**What to do**
Reproduce each record below exactly as written.
◇ ◇ ◇ ◇ ◇ ◇ ◇
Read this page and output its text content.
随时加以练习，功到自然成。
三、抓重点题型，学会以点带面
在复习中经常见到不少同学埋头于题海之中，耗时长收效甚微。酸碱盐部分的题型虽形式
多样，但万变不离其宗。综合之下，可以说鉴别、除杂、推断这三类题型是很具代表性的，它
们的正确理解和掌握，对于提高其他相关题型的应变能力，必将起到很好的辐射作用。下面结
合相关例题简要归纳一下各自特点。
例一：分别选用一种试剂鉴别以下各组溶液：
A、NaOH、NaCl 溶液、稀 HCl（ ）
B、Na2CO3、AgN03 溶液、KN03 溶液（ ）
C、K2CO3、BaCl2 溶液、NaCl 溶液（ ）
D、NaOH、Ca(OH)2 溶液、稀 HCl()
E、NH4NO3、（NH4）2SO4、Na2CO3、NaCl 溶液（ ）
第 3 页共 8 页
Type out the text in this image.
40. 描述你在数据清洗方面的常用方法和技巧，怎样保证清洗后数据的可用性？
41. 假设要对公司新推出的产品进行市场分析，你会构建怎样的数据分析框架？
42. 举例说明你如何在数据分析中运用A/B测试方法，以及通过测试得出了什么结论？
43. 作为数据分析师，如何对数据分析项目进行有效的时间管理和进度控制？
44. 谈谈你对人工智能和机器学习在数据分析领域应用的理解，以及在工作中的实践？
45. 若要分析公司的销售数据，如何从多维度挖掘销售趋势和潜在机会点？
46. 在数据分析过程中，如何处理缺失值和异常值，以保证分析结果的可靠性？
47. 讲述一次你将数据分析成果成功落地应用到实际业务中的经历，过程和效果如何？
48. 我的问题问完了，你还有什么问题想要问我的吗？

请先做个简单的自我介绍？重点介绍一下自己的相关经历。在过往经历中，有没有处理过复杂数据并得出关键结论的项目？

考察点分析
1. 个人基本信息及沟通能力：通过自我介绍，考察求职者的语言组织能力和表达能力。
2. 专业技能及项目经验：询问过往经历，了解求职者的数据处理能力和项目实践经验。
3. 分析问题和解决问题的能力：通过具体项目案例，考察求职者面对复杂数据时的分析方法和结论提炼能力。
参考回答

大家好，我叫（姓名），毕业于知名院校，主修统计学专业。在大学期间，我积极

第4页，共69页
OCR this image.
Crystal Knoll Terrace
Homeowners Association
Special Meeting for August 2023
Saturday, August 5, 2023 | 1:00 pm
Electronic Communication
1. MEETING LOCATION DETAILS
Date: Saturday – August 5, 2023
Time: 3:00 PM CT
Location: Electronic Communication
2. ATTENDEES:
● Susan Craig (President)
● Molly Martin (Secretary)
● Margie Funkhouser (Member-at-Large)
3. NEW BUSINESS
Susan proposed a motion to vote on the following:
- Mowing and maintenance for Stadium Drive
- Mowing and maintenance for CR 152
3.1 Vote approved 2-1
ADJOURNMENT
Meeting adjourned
◇ ◇ ◇ ◇ ◇ ◇ ◇
**Solved exercise**
Read this page and output its text content.
随时加以练习，功到自然成。
三、抓重点题型，学会以点带面
在复习中经常见到不少同学埋头于题海之中，耗时长收效甚微。酸碱盐部分的题型虽形式
多样，但万变不离其宗。综合之下，可以说鉴别、除杂、推断这三类题型是很具代表性的，它
们的正确理解和掌握，对于提高其他相关题型的应变能力，必将起到很好的辐射作用。下面结
合相关例题简要归纳一下各自特点。
例一：分别选用一种试剂鉴别以下各组溶液：
A、NaOH、NaCl 溶液、稀 HCl（ ）
B、Na2CO3、AgN03 溶液、KN03 溶液（ ）
C、K2CO3、BaCl2 溶液、NaCl 溶液（ ）
D、NaOH、Ca(OH)2 溶液、稀 HCl()
E、NH4NO3、（NH4）2SO4、Na2CO3、NaCl 溶液（ ）
第 3 页共 8 页
Type out the text in this image.
40. 描述你在数据清洗方面的常用方法和技巧，怎样保证清洗后数据的可用性？
41. 假设要对公司新推出的产品进行市场分析，你会构建怎样的数据分析框架？
42. 举例说明你如何在数据分析中运用A/B测试方法，以及通过测试得出了什么结论？
43. 作为数据分析师，如何对数据分析项目进行有效的时间管理和进度控制？
44. 谈谈你对人工智能和机器学习在数据分析领域应用的理解，以及在工作中的实践？
45. 若要分析公司的销售数据，如何从多维度挖掘销售趋势和潜在机会点？
46. 在数据分析过程中，如何处理缺失值和异常值，以保证分析结果的可靠性？
47. 讲述一次你将数据分析成果成功落地应用到实际业务中的经历，过程和效果如何？
48. 我的问题问完了，你还有什么问题想要问我的吗？

请先做个简单的自我介绍？重点介绍一下自己的相关经历。在过往经历中，有没有处理过复杂数据并得出关键结论的项目？

考察点分析
1. 个人基本信息及沟通能力：通过自我介绍，考察求职者的语言组织能力和表达能力。
2. 专业技能及项目经验：询问过往经历，了解求职者的数据处理能力和项目实践经验。
3. 分析问题和解决问题的能力：通过具体项目案例，考察求职者面对复杂数据时的分析方法和结论提炼能力。
参考回答

大家好，我叫（姓名），毕业于知名院校，主修统计学专业。在大学期间，我积极

第4页，共69页
OCR this image.
Crystal Knoll Terrace
Homeowners Association
Special Meeting for August 2023
Saturday, August 5, 2023 | 1:00 pm
Electronic Communication
1. MEETING LOCATION DETAILS
Date: Saturday – August 5, 2023
Time: 3:00 PM CT
Location: Electronic Communication
2. ATTENDEES:
● Susan Craig (President)
● Molly Martin (Secretary)
● Margie Funkhouser (Member-at-Large)
3. NEW BUSINESS
Susan proposed a motion to vote on the following:
- Mowing and maintenance for Stadium Drive
- Mowing and maintenance for CR 152
3.1 Vote approved 2-1
ADJOURNMENT
Meeting adjourned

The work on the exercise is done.